» Task statement
Reproduce the entries word for word but drop every picture.

» Data section
Segment Open
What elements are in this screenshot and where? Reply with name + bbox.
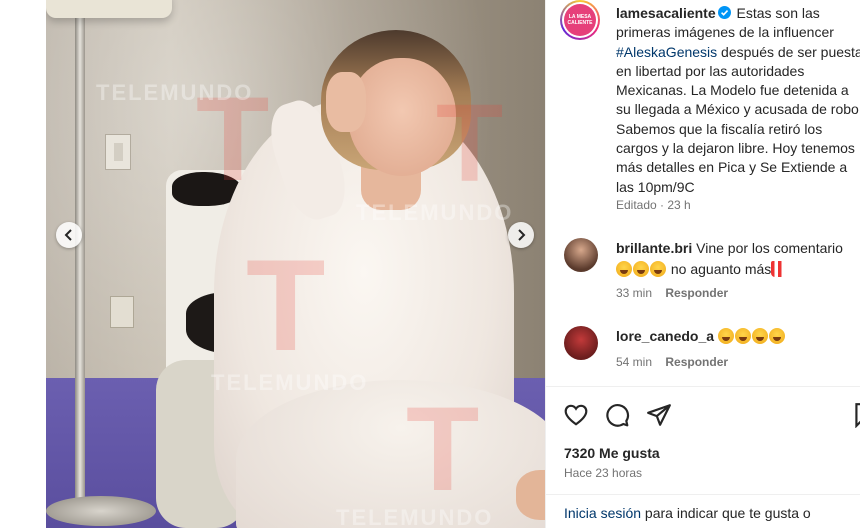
comment-username[interactable]: brillante.bri: [616, 240, 692, 256]
like-count[interactable]: 7320 Me gusta: [564, 445, 660, 461]
bookmark-icon: [855, 403, 860, 428]
author-avatar[interactable]: LA MESA CALIENTE: [560, 0, 600, 40]
reply-button[interactable]: Responder: [665, 355, 728, 369]
comment-meta: 33 min Responder: [616, 286, 728, 300]
comment-time: 33 min: [616, 286, 653, 300]
comment-button[interactable]: [604, 402, 630, 428]
post-side-panel: LA MESA CALIENTE lamesacaliente Estas so…: [545, 0, 860, 528]
post-caption: lamesacaliente Estas son las primeras im…: [616, 5, 860, 195]
login-link[interactable]: Inicia sesión: [564, 505, 641, 521]
reply-button[interactable]: Responder: [665, 286, 728, 300]
commenter-avatar[interactable]: [564, 238, 598, 272]
watermark: TELEMUNDO: [96, 80, 254, 105]
watermark: TELEMUNDO: [356, 200, 514, 225]
light-switch: [105, 134, 131, 170]
divider: [546, 494, 860, 495]
chevron-left-icon: [64, 229, 72, 241]
comment: lore_canedo_a: [616, 326, 860, 347]
floor-lamp: [75, 0, 85, 510]
laughing-emoji-icon: [768, 328, 785, 344]
lamp-base: [46, 496, 156, 526]
laughing-emoji-icon: [734, 328, 751, 344]
wall-outlet: [110, 296, 134, 328]
commenter-avatar[interactable]: [564, 326, 598, 360]
edited-timestamp: Editado · 23 h: [616, 198, 691, 212]
post-photo[interactable]: T T T T TELEMUNDO TELEMUNDO TELEMUNDO TE…: [46, 0, 545, 528]
comment-username[interactable]: lore_canedo_a: [616, 328, 714, 344]
heart-icon: [564, 404, 588, 426]
share-button[interactable]: [646, 402, 672, 428]
comment: brillante.bri Vine por los comentario no…: [616, 240, 843, 277]
comment-time: 54 min: [616, 355, 653, 369]
chevron-right-icon: [518, 229, 526, 241]
hashtag-link[interactable]: #AleskaGenesis: [616, 44, 717, 60]
like-button[interactable]: [563, 402, 589, 428]
share-icon: [647, 404, 671, 426]
next-image-button[interactable]: [508, 222, 534, 248]
laughing-emoji-icon: [616, 261, 632, 277]
watermark: TELEMUNDO: [211, 370, 369, 395]
laughing-emoji-icon: [751, 328, 768, 344]
save-button[interactable]: [851, 402, 860, 428]
prev-image-button[interactable]: [56, 222, 82, 248]
popcorn-emoji-icon: [771, 261, 786, 277]
divider: [546, 386, 860, 387]
login-prompt: Inicia sesión para indicar que te gusta …: [564, 505, 811, 521]
verified-badge-icon: [717, 6, 731, 19]
brand-logo: LA MESA CALIENTE: [564, 4, 596, 36]
post-time: Hace 23 horas: [564, 466, 643, 480]
left-gutter: [0, 0, 46, 528]
lamp-shade: [46, 0, 172, 18]
laughing-emoji-icon: [650, 261, 666, 277]
comment-meta: 54 min Responder: [616, 355, 728, 369]
author-username[interactable]: lamesacaliente: [616, 5, 716, 21]
laughing-emoji-icon: [633, 261, 649, 277]
watermark: TELEMUNDO: [336, 505, 494, 528]
comment-icon: [606, 404, 630, 427]
laughing-emoji-icon: [717, 328, 734, 344]
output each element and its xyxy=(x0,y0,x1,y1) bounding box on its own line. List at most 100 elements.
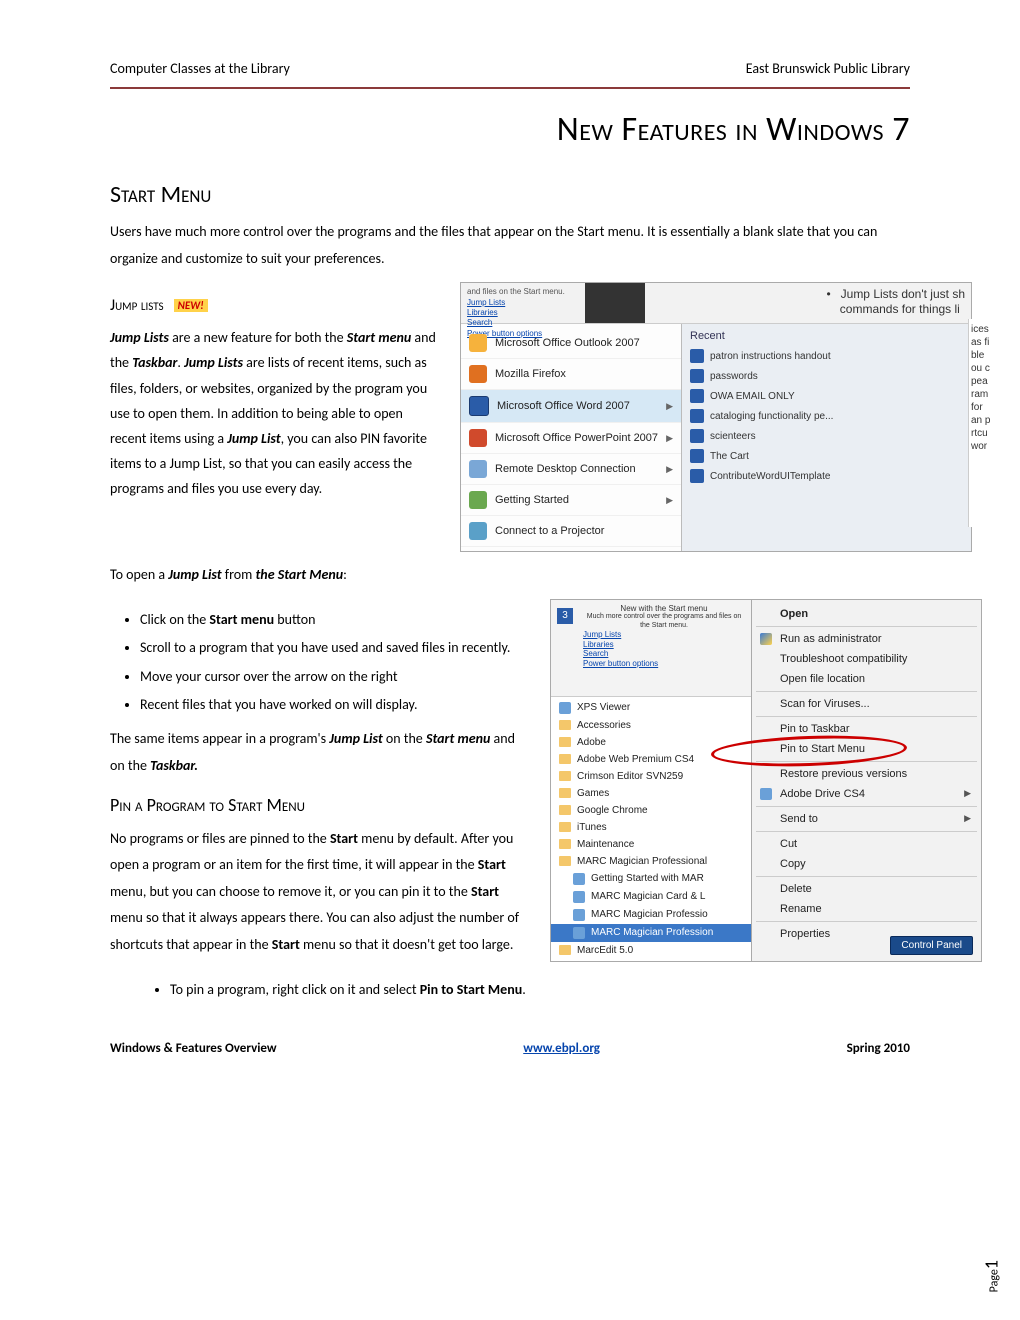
Segment Closed
» The completed task
What elements are in this screenshot and where? Reply with name + bbox.
comment-username[interactable]: brillante.bri: [616, 240, 692, 256]
like-count[interactable]: 7320 Me gusta: [564, 445, 660, 461]
bookmark-icon: [855, 403, 860, 428]
author-avatar[interactable]: LA MESA CALIENTE: [560, 0, 600, 40]
reply-button[interactable]: Responder: [665, 355, 728, 369]
comment-meta: 33 min Responder: [616, 286, 728, 300]
comment-time: 33 min: [616, 286, 653, 300]
comment-button[interactable]: [604, 402, 630, 428]
post-side-panel: LA MESA CALIENTE lamesacaliente Estas so…: [545, 0, 860, 528]
post-caption: lamesacaliente Estas son las primeras im…: [616, 5, 860, 195]
login-link[interactable]: Inicia sesión: [564, 505, 641, 521]
reply-button[interactable]: Responder: [665, 286, 728, 300]
commenter-avatar[interactable]: [564, 238, 598, 272]
watermark: TELEMUNDO: [96, 80, 254, 105]
watermark: TELEMUNDO: [356, 200, 514, 225]
light-switch: [105, 134, 131, 170]
divider: [546, 494, 860, 495]
chevron-left-icon: [64, 229, 72, 241]
comment: lore_canedo_a: [616, 326, 860, 347]
floor-lamp: [75, 0, 85, 510]
laughing-emoji-icon: [768, 328, 785, 344]
lamp-base: [46, 496, 156, 526]
laughing-emoji-icon: [734, 328, 751, 344]
wall-outlet: [110, 296, 134, 328]
commenter-avatar[interactable]: [564, 326, 598, 360]
edited-timestamp: Editado · 23 h: [616, 198, 691, 212]
post-photo[interactable]: T T T T TELEMUNDO TELEMUNDO TELEMUNDO TE…: [46, 0, 545, 528]
comment-username[interactable]: lore_canedo_a: [616, 328, 714, 344]
heart-icon: [564, 404, 588, 426]
share-button[interactable]: [646, 402, 672, 428]
comment: brillante.bri Vine por los comentario no…: [616, 240, 843, 277]
comment-time: 54 min: [616, 355, 653, 369]
chevron-right-icon: [518, 229, 526, 241]
hashtag-link[interactable]: #AleskaGenesis: [616, 44, 717, 60]
like-button[interactable]: [563, 402, 589, 428]
share-icon: [647, 404, 671, 426]
next-image-button[interactable]: [508, 222, 534, 248]
laughing-emoji-icon: [616, 261, 632, 277]
watermark: TELEMUNDO: [211, 370, 369, 395]
laughing-emoji-icon: [751, 328, 768, 344]
save-button[interactable]: [851, 402, 860, 428]
prev-image-button[interactable]: [56, 222, 82, 248]
popcorn-emoji-icon: [771, 261, 786, 277]
divider: [546, 386, 860, 387]
login-prompt: Inicia sesión para indicar que te gusta …: [564, 505, 811, 521]
verified-badge-icon: [717, 6, 731, 19]
brand-logo: LA MESA CALIENTE: [564, 4, 596, 36]
post-time: Hace 23 horas: [564, 466, 643, 480]
left-gutter: [0, 0, 46, 528]
lamp-shade: [46, 0, 172, 18]
laughing-emoji-icon: [650, 261, 666, 277]
comment-meta: 54 min Responder: [616, 355, 728, 369]
author-username[interactable]: lamesacaliente: [616, 5, 716, 21]
laughing-emoji-icon: [633, 261, 649, 277]
watermark: TELEMUNDO: [336, 505, 494, 528]
comment-icon: [606, 404, 630, 427]
laughing-emoji-icon: [717, 328, 734, 344]
output each element and its xyxy=(x0,y0,x1,y1) bounding box on its own line. List at most 100 elements.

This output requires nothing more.